*** Begin section ***

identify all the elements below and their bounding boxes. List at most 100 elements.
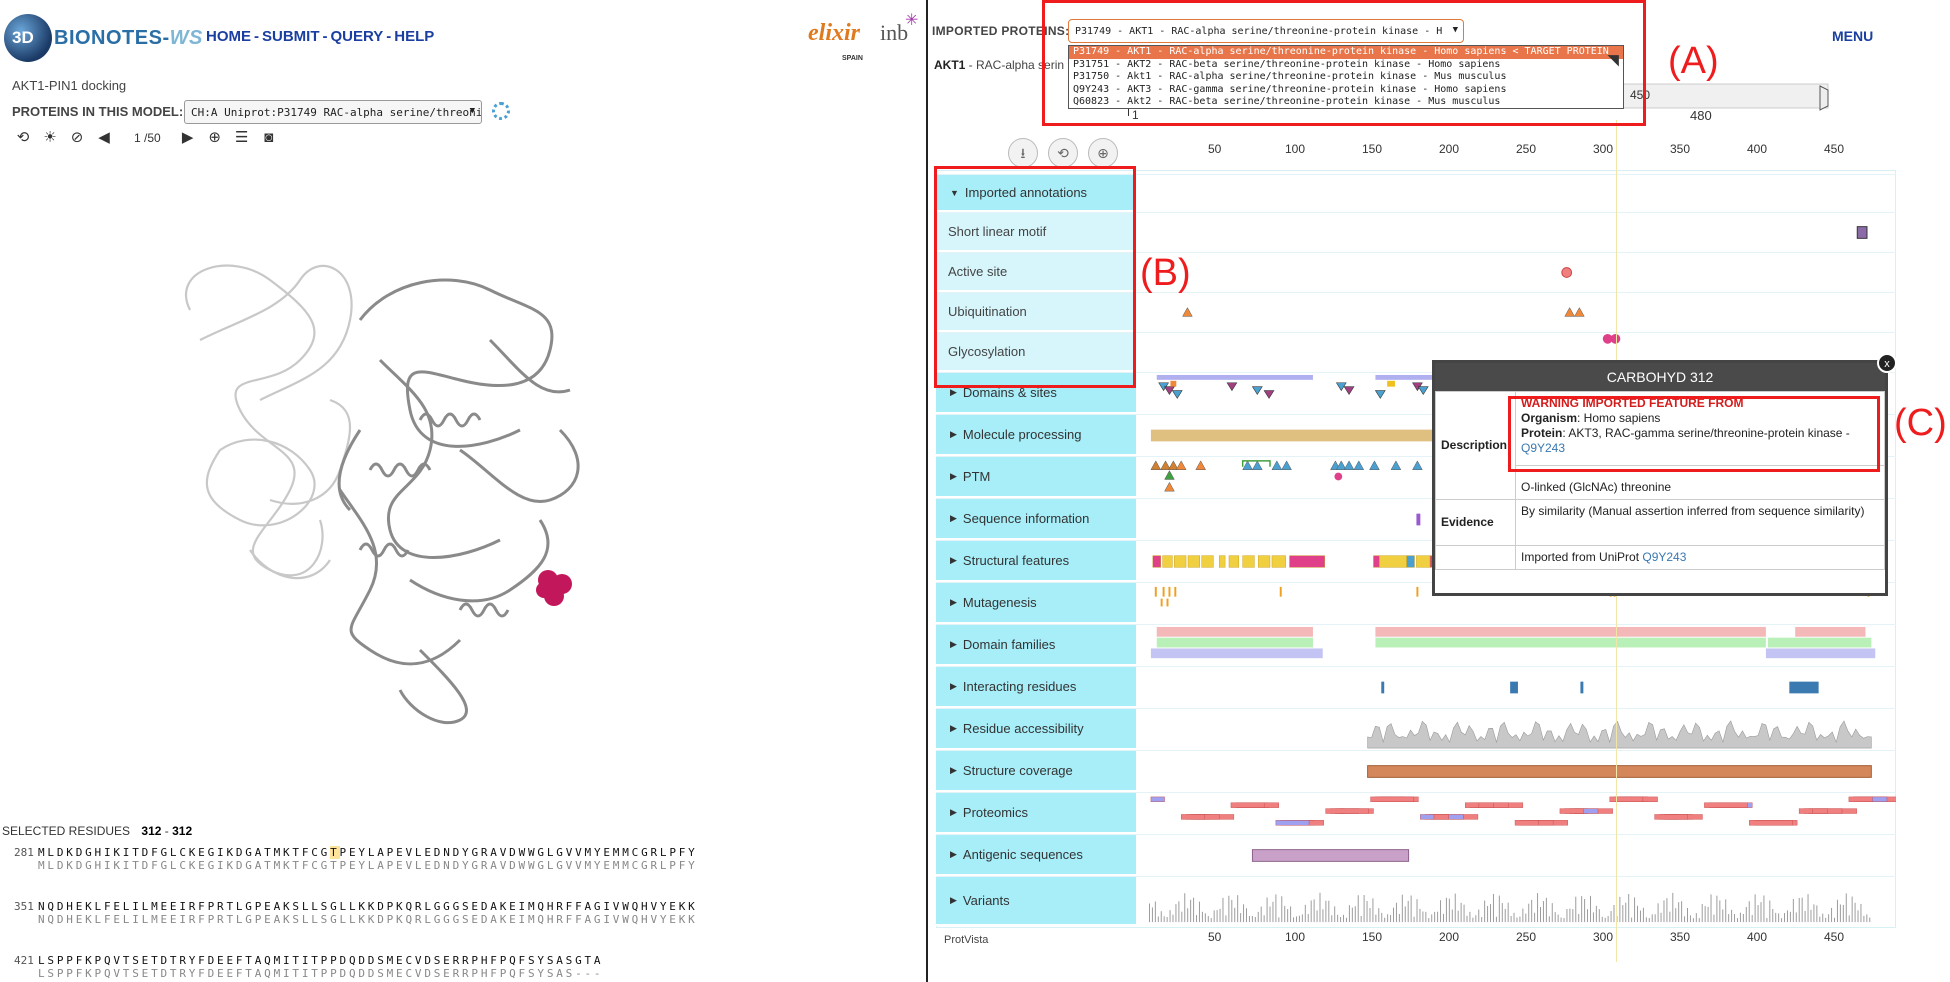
selected-residue[interactable]: T [330,846,340,859]
track-features[interactable] [1136,709,1896,750]
chevron-right-icon[interactable]: ▶ [950,555,957,565]
track-features[interactable] [1136,793,1902,834]
track-features[interactable] [1136,457,1896,498]
nav-query[interactable]: QUERY [330,28,384,45]
reset-view-icon[interactable]: ⟲ [1048,138,1078,168]
track-label[interactable]: ▶ Residue accessibility [936,709,1136,750]
chevron-down-icon[interactable]: ▼ [950,187,959,198]
track-label[interactable]: ▶ Structural features [936,541,1136,582]
track-label[interactable]: ▶ Molecule processing [936,415,1136,456]
logo[interactable]: 3D BIONOTES-WS [4,14,203,62]
nav-home[interactable]: HOME [206,28,251,45]
track-features[interactable] [1136,333,1896,372]
track-features[interactable] [1136,175,1896,212]
track-features[interactable] [1136,293,1896,332]
crosshair-icon[interactable]: ⊕ [208,129,221,146]
track-domains-sites: ▶ Domains & sites [936,372,1896,414]
track-label[interactable]: Glycosylation [936,333,1136,372]
akt1-ribbon [337,278,580,725]
scale-tick-label: 100 [1285,142,1306,156]
ligand-sphere-icon[interactable] [536,570,572,606]
chevron-right-icon[interactable]: ▶ [950,849,957,859]
track-features[interactable] [1136,541,1896,582]
track-label[interactable]: ▶ Antigenic sequences [936,835,1136,876]
sequence-top[interactable]: MLDKDGHIKITDFGLCKEGIKDGATMKTFCGTPEYLAPEV… [38,846,698,859]
track-features[interactable] [1136,213,1896,252]
sun-icon[interactable]: ☀ [43,129,57,146]
chevron-right-icon[interactable]: ▶ [950,639,957,649]
camera-icon[interactable]: ◙ [264,129,274,146]
download-icon[interactable]: ⭳ [1008,138,1038,168]
track-label[interactable]: ▶ Sequence information [936,499,1136,540]
tooltip-evidence-key: Evidence [1435,499,1516,546]
pane-divider[interactable] [926,0,928,982]
arrow-right-icon[interactable]: ▶ [181,129,194,146]
dropdown-option[interactable]: P31750 - Akt1 - RAC-alpha serine/threoni… [1073,71,1507,82]
chevron-right-icon[interactable]: ▶ [950,681,957,691]
track-features[interactable] [1136,667,1896,708]
protein-link[interactable]: Q9Y243 [1521,441,1566,455]
close-icon[interactable]: x [1877,353,1897,373]
track-label[interactable]: ▶ Variants [936,877,1136,926]
track-label[interactable]: ▶ Structure coverage [936,751,1136,792]
scale-tick-label: 250 [1516,142,1537,156]
track-features[interactable] [1136,253,1896,292]
chevron-right-icon[interactable]: ▶ [950,723,957,733]
sequence-block: 281 MLDKDGHIKITDFGLCKEGIKDGATMKTFCGTPEYLA… [14,846,698,872]
chevron-right-icon[interactable]: ▶ [950,471,957,481]
chevron-right-icon[interactable]: ▶ [950,895,957,905]
nav-submit[interactable]: SUBMIT [262,28,320,45]
protein-title: AKT1 - RAC-alpha serin [934,58,1064,72]
logo-prefix: 3D [12,28,34,47]
imported-link[interactable]: Q9Y243 [1642,550,1687,564]
track-label[interactable]: ▶ Domain families [936,625,1136,666]
track-features[interactable] [1136,415,1896,456]
chevron-right-icon[interactable]: ▶ [950,807,957,817]
track-label[interactable]: Short linear motif [936,213,1136,252]
track-label[interactable]: Active site [936,253,1136,292]
inb-logo[interactable]: inb [880,20,909,45]
track-label[interactable]: ▶ Domains & sites [936,373,1136,414]
chevron-right-icon[interactable]: ▶ [950,429,957,439]
arrow-left-icon[interactable]: ◀ [98,129,110,146]
sequence-top[interactable]: LSPPFKPQVTSETDTRYFDEEFTAQMITITPPDQDDSMEC… [38,954,604,967]
track-label[interactable]: ▼ Imported annotations [936,175,1136,212]
track-label[interactable]: ▶ Proteomics [936,793,1136,834]
chevron-right-icon[interactable]: ▶ [950,765,957,775]
footer-scale: ProtVista 50 100 150 200 250 300 350 400 450 [936,928,1896,952]
eye-slash-icon[interactable]: ⊘ [70,129,84,146]
sequence-top[interactable]: NQDHEKLFELILMEEIRFPRTLGPEAKSLLSGLLKKDPKQ… [38,900,698,913]
menu-button[interactable]: MENU [1832,28,1874,44]
track-label[interactable]: ▶ Mutagenesis [936,583,1136,624]
dropdown-option[interactable]: Q9Y243 - AKT3 - RAC-gamma serine/threoni… [1073,83,1507,95]
track-features[interactable] [1136,625,1896,666]
table-icon[interactable]: ☰ [234,129,249,146]
elixir-logo[interactable]: elixir SPAIN [808,14,868,64]
track-label-text: Sequence information [962,511,1090,526]
dropdown-option[interactable]: Q60823 - Akt2 - RAC-beta serine/threonin… [1073,96,1501,107]
track-features[interactable] [1136,877,1896,926]
track-features[interactable] [1136,373,1896,414]
sequence-segment: PEYLAPEVLEDNDYGRAVDWWGLGVVMYEMMCGRLPFY [339,846,698,859]
proteins-select[interactable]: CH:A Uniprot:P31749 RAC-alpha serine/thr… [184,100,482,124]
track-proteomics: ▶ Proteomics [936,792,1902,834]
chevron-right-icon[interactable]: ▶ [950,387,957,397]
track-features[interactable] [1136,835,1896,876]
organism-key: Organism [1521,411,1578,425]
dropdown-option[interactable]: P31749 - AKT1 - RAC-alpha serine/threoni… [1069,46,1623,59]
track-label[interactable]: Ubiquitination [936,293,1136,332]
reset-icon[interactable]: ⟲ [16,129,30,146]
imported-proteins-select[interactable]: P31749 - AKT1 - RAC-alpha serine/threoni… [1068,19,1464,43]
track-features[interactable] [1136,751,1896,792]
chevron-right-icon[interactable]: ▶ [950,513,957,523]
track-features[interactable] [1136,499,1896,540]
molecule-viewer[interactable] [160,250,720,730]
nav-help[interactable]: HELP [394,28,435,45]
chevron-right-icon[interactable]: ▶ [950,597,957,607]
elixir-logo-text: elixir [808,20,860,46]
protvista-brand[interactable]: ProtVista [944,934,989,946]
track-label[interactable]: ▶ PTM [936,457,1136,498]
track-label[interactable]: ▶ Interacting residues [936,667,1136,708]
dropdown-option[interactable]: P31751 - AKT2 - RAC-beta serine/threonin… [1073,58,1501,70]
zoom-in-icon[interactable]: ⊕ [1088,138,1118,168]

*** End section ***

» Exercise directions
When you copy the data, keep every line exact and leave out each picture.

» Exercise solution
identify all the elements below and their bounding boxes. List at most 100 elements.
selected-residue[interactable]: T [330,846,340,859]
track-features[interactable] [1136,709,1896,750]
chevron-right-icon[interactable]: ▶ [950,555,957,565]
track-features[interactable] [1136,793,1902,834]
track-features[interactable] [1136,457,1896,498]
nav-query[interactable]: QUERY [330,28,384,45]
reset-view-icon[interactable]: ⟲ [1048,138,1078,168]
track-label[interactable]: ▶ Residue accessibility [936,709,1136,750]
chevron-down-icon[interactable]: ▼ [950,187,959,198]
track-label[interactable]: ▶ Structural features [936,541,1136,582]
track-label[interactable]: ▶ Molecule processing [936,415,1136,456]
logo[interactable]: 3D BIONOTES-WS [4,14,203,62]
nav-home[interactable]: HOME [206,28,251,45]
track-features[interactable] [1136,333,1896,372]
track-features[interactable] [1136,175,1896,212]
track-features[interactable] [1136,293,1896,332]
crosshair-icon[interactable]: ⊕ [208,129,221,146]
track-domains-sites: ▶ Domains & sites [936,372,1896,414]
track-label[interactable]: Glycosylation [936,333,1136,372]
akt1-ribbon [337,278,580,725]
scale-tick-label: 100 [1285,142,1306,156]
ligand-sphere-icon[interactable] [536,570,572,606]
chevron-right-icon[interactable]: ▶ [950,849,957,859]
track-features[interactable] [1136,541,1896,582]
track-label[interactable]: ▶ Antigenic sequences [936,835,1136,876]
sequence-top[interactable]: MLDKDGHIKITDFGLCKEGIKDGATMKTFCGTPEYLAPEV… [38,846,698,859]
track-features[interactable] [1136,213,1896,252]
sun-icon[interactable]: ☀ [43,129,57,146]
chevron-right-icon[interactable]: ▶ [950,639,957,649]
camera-icon[interactable]: ◙ [264,129,274,146]
download-icon[interactable]: ⭳ [1008,138,1038,168]
track-label[interactable]: ▶ Sequence information [936,499,1136,540]
tooltip-evidence-key: Evidence [1435,499,1516,546]
pane-divider[interactable] [926,0,928,982]
arrow-right-icon[interactable]: ▶ [181,129,194,146]
dropdown-option[interactable]: P31750 - Akt1 - RAC-alpha serine/threoni… [1073,71,1507,82]
chevron-right-icon[interactable]: ▶ [950,681,957,691]
track-features[interactable] [1136,667,1896,708]
protein-link[interactable]: Q9Y243 [1521,441,1566,455]
close-icon[interactable]: x [1877,353,1897,373]
track-label[interactable]: ▶ Variants [936,877,1136,926]
track-label[interactable]: ▶ Structure coverage [936,751,1136,792]
scale-tick-label: 250 [1516,142,1537,156]
track-features[interactable] [1136,253,1896,292]
chevron-right-icon[interactable]: ▶ [950,723,957,733]
sequence-block: 281 MLDKDGHIKITDFGLCKEGIKDGATMKTFCGTPEYLA… [14,846,698,872]
chevron-right-icon[interactable]: ▶ [950,471,957,481]
chevron-right-icon[interactable]: ▶ [950,895,957,905]
nav-submit[interactable]: SUBMIT [262,28,320,45]
protein-title: AKT1 - RAC-alpha serin [934,58,1064,72]
logo-prefix: 3D [12,28,34,47]
imported-link[interactable]: Q9Y243 [1642,550,1687,564]
track-label[interactable]: ▶ Domain families [936,625,1136,666]
track-features[interactable] [1136,415,1896,456]
chevron-right-icon[interactable]: ▶ [950,807,957,817]
track-label[interactable]: Short linear motif [936,213,1136,252]
track-label[interactable]: Active site [936,253,1136,292]
inb-logo[interactable]: inb [880,20,909,45]
track-label[interactable]: ▶ Domains & sites [936,373,1136,414]
chevron-right-icon[interactable]: ▶ [950,429,957,439]
arrow-left-icon[interactable]: ◀ [98,129,110,146]
sequence-top[interactable]: LSPPFKPQVTSETDTRYFDEEFTAQMITITPPDQDDSMEC… [38,954,604,967]
track-label[interactable]: ▼ Imported annotations [936,175,1136,212]
track-label[interactable]: ▶ Proteomics [936,793,1136,834]
chevron-right-icon[interactable]: ▶ [950,765,957,775]
footer-scale: ProtVista 50 100 150 200 250 300 350 400 450 [936,928,1896,952]
eye-slash-icon[interactable]: ⊘ [70,129,84,146]
sequence-top[interactable]: NQDHEKLFELILMEEIRFPRTLGPEAKSLLSGLLKKDPKQ… [38,900,698,913]
menu-button[interactable]: MENU [1832,28,1874,44]
track-label[interactable]: ▶ Mutagenesis [936,583,1136,624]
dropdown-option[interactable]: Q9Y243 - AKT3 - RAC-gamma serine/threoni… [1073,83,1507,95]
track-features[interactable] [1136,625,1896,666]
table-icon[interactable]: ☰ [234,129,249,146]
elixir-logo[interactable]: elixir SPAIN [808,14,868,64]
track-label-text: Sequence information [962,511,1090,526]
dropdown-option[interactable]: Q60823 - Akt2 - RAC-beta serine/threonin… [1073,96,1501,107]
track-features[interactable] [1136,877,1896,926]
track-features[interactable] [1136,373,1896,414]
sequence-segment: PEYLAPEVLEDNDYGRAVDWWGLGVVMYEMMCGRLPFY [339,846,698,859]
proteins-select[interactable]: CH:A Uniprot:P31749 RAC-alpha serine/thr… [184,100,482,124]
track-proteomics: ▶ Proteomics [936,792,1902,834]
chevron-right-icon[interactable]: ▶ [950,387,957,397]
track-features[interactable] [1136,835,1896,876]
organism-key: Organism [1521,411,1578,425]
dropdown-option[interactable]: P31749 - AKT1 - RAC-alpha serine/threoni… [1069,46,1623,59]
track-label[interactable]: Ubiquitination [936,293,1136,332]
reset-icon[interactable]: ⟲ [16,129,30,146]
imported-proteins-select[interactable]: P31749 - AKT1 - RAC-alpha serine/threoni… [1068,19,1464,43]
track-features[interactable] [1136,751,1896,792]
chevron-right-icon[interactable]: ▶ [950,513,957,523]
track-features[interactable] [1136,499,1896,540]
molecule-viewer[interactable] [160,250,720,730]
nav-help[interactable]: HELP [394,28,435,45]
chevron-right-icon[interactable]: ▶ [950,597,957,607]
elixir-logo-text: elixir [808,20,860,46]
protvista-brand[interactable]: ProtVista [944,934,989,946]
track-label[interactable]: ▶ PTM [936,457,1136,498]
track-label[interactable]: ▶ Interacting residues [936,667,1136,708]
dropdown-option[interactable]: P31751 - AKT2 - RAC-beta serine/threonin… [1073,58,1501,70]
zoom-in-icon[interactable]: ⊕ [1088,138,1118,168]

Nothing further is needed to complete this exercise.